# Start of Items

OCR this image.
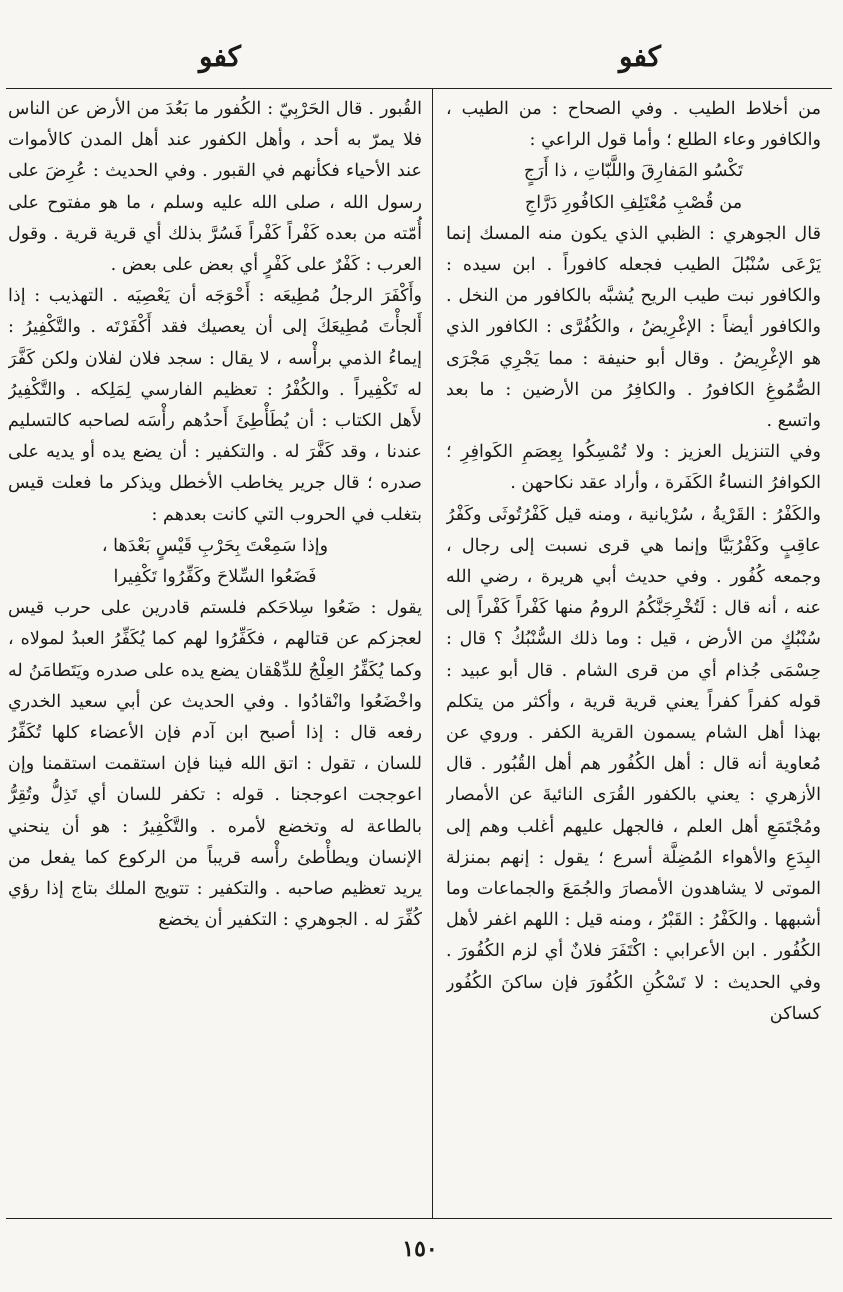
كفو
كفو

من أخلاط الطيب . وفي الصحاح : من الطيب ، والكافور وعاء الطلع ؛ وأما قول الراعي :

تَكْسُو المَفارِقَ واللَّبّاتِ ، ذا أَرَجٍ

من قُصْبِ مُعْتَلِفِ الكافُورِ دَرَّاجِ

قال الجوهري : الظبي الذي يكون منه المسك إنما يَرْعَى سُنْبُلَ الطيب فجعله كافوراً . ابن سيده : والكافور نبت طيب الريح يُشبَّه بالكافور من النخل . والكافور أيضاً : الإغْرِيضُ ، والكُفُرَّى : الكافور الذي هو الإغْرِيضُ . وقال أبو حنيفة : مما يَجْرِي مَجْرَى الصُّمُوغِ الكافورُ . والكافِرُ من الأرضين : ما بعد واتسع .

وفي التنزيل العزيز : ولا تُمْسِكُوا بِعِصَمِ الكَوافِرِ ؛ الكوافرُ النساءُ الكَفَرة ، وأراد عقد نكاحهن .

والكَفْرُ : القَرْيةُ ، سُرْيانية ، ومنه قيل كَفْرُتُوثَى وكَفْرُ عاقِبٍ وكَفْرُبَيَّا وإنما هي قرى نسبت إلى رجال ، وجمعه كُفُور . وفي حديث أبي هريرة ، رضي الله عنه ، أنه قال : لَتُخْرِجَنَّكُمُ الرومُ منها كَفْراً كَفْراً إلى سُنْبُكٍ من الأرض ، قيل : وما ذلك السُّنْبُكُ ؟ قال : حِسْمَى جُذام أي من قرى الشام . قال أبو عبيد : قوله كفراً كفراً يعني قرية قرية ، وأكثر من يتكلم بهذا أهل الشام يسمون القرية الكفر . وروي عن مُعاوية أنه قال : أهل الكُفُور هم أهل القُبُور . قال الأزهري : يعني بالكفور القُرَى النائيةَ عن الأمصار ومُجْتَمَعِ أهل العلم ، فالجهل عليهم أغلب وهم إلى البِدَعِ والأهواء المُضِلَّة أسرع ؛ يقول : إنهم بمنزلة الموتى لا يشاهدون الأمصارَ والجُمَعَ والجماعات وما أشبهها . والكَفْرُ : القَبْرُ ، ومنه قيل : اللهم اغفر لأهل الكُفُور . ابن الأعرابي : اكْتَفَرَ فلانٌ أي لزم الكُفُورَ . وفي الحديث : لا تَسْكُنِ الكُفُورَ فإن ساكنَ الكُفُور كساكن

القُبور . قال الحَرْبِيّ : الكُفور ما بَعُدَ من الأرض عن الناس فلا يمرّ به أحد ، وأهل الكفور عند أهل المدن كالأموات عند الأحياء فكأنهم في القبور . وفي الحديث : عُرِضَ على رسول الله ، صلى الله عليه وسلم ، ما هو مفتوح على أُمّته من بعده كَفْراً كَفْراً فَسُرَّ بذلك أي قرية قرية . وقول العرب : كَفْرٌ على كَفْرٍ أي بعض على بعض .

وأَكْفَرَ الرجلُ مُطِيعَه : أَحْوَجَه أن يَعْصِيَه . التهذيب : إذا أَلجأْتَ مُطِيعَكَ إلى أن يعصيك فقد أَكْفَرْتَه . والتَّكْفِيرُ : إيماءُ الذمي برأْسه ، لا يقال : سجد فلان لفلان ولكن كَفَّرَ له تَكْفِيراً . والكُفْرُ : تعظيم الفارسي لِمَلِكه . والتَّكْفِيرُ لأَهل الكتاب : أن يُطَأْطِئَ أَحدُهم رأْسَه لصاحبه كالتسليم عندنا ، وقد كَفَّرَ له . والتكفير : أن يضع يده أو يديه على صدره ؛ قال جرير يخاطب الأخطل ويذكر ما فعلت قيس بتغلب في الحروب التي كانت بعدهم :

وإذا سَمِعْتَ بِحَرْبِ قَيْسٍ بَعْدَها ،

فَضَعُوا السِّلاحَ وكَفِّرُوا تَكْفِيرا

يقول : ضَعُوا سِلاحَكم فلستم قادرين على حرب قيس لعجزكم عن قتالهم ، فكَفِّرُوا لهم كما يُكَفِّرُ العبدُ لمولاه ، وكما يُكَفِّرُ العِلْجُ للدِّهْقان يضع يده على صدره ويَتَطامَنُ له واخْضَعُوا وانْقادُوا . وفي الحديث عن أبي سعيد الخدري رفعه قال : إذا أصبح ابن آدم فإن الأعضاء كلها تُكَفِّرُ للسان ، تقول : اتق الله فينا فإن استقمت استقمنا وإن اعوججت اعوججنا . قوله : تكفر للسان أي تَذِلُّ وتُقِرُّ بالطاعة له وتخضع لأمره . والتَّكْفِيرُ : هو أن ينحني الإنسان ويطأْطئ رأْسه قريباً من الركوع كما يفعل من يريد تعظيم صاحبه . والتكفير : تتويج الملك بتاج إذا رؤي كُفِّرَ له . الجوهري : التكفير أن يخضع

١٥٠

# End of Items

*Aim:*
Filter the listing for the word "تعظيم" and copy every line that holds it.

*Answer for the task:*
وأَكْفَرَ الرجلُ مُطِيعَه : أَحْوَجَه أن يَعْصِيَه . التهذيب : إذا أَلجأْتَ مُطِيعَكَ إلى أن يعصيك فقد أَكْفَرْتَه . والتَّكْفِيرُ : إيماءُ الذمي برأْسه ، لا يقال : سجد فلان لفلان ولكن كَفَّرَ له تَكْفِيراً . والكُفْرُ : تعظيم الفارسي لِمَلِكه . والتَّكْفِيرُ لأَهل الكتاب : أن يُطَأْطِئَ أَحدُهم رأْسَه لصاحبه كالتسليم عندنا ، وقد كَفَّرَ له . والتكفير : أن يضع يده أو يديه على صدره ؛ قال جرير يخاطب الأخطل ويذكر ما فعلت قيس بتغلب في الحروب التي كانت بعدهم :
يقول : ضَعُوا سِلاحَكم فلستم قادرين على حرب قيس لعجزكم عن قتالهم ، فكَفِّرُوا لهم كما يُكَفِّرُ العبدُ لمولاه ، وكما يُكَفِّرُ العِلْجُ للدِّهْقان يضع يده على صدره ويَتَطامَنُ له واخْضَعُوا وانْقادُوا . وفي الحديث عن أبي سعيد الخدري رفعه قال : إذا أصبح ابن آدم فإن الأعضاء كلها تُكَفِّرُ للسان ، تقول : اتق الله فينا فإن استقمت استقمنا وإن اعوججت اعوججنا . قوله : تكفر للسان أي تَذِلُّ وتُقِرُّ بالطاعة له وتخضع لأمره . والتَّكْفِيرُ : هو أن ينحني الإنسان ويطأْطئ رأْسه قريباً من الركوع كما يفعل من يريد تعظيم صاحبه . والتكفير : تتويج الملك بتاج إذا رؤي كُفِّرَ له . الجوهري : التكفير أن يخضع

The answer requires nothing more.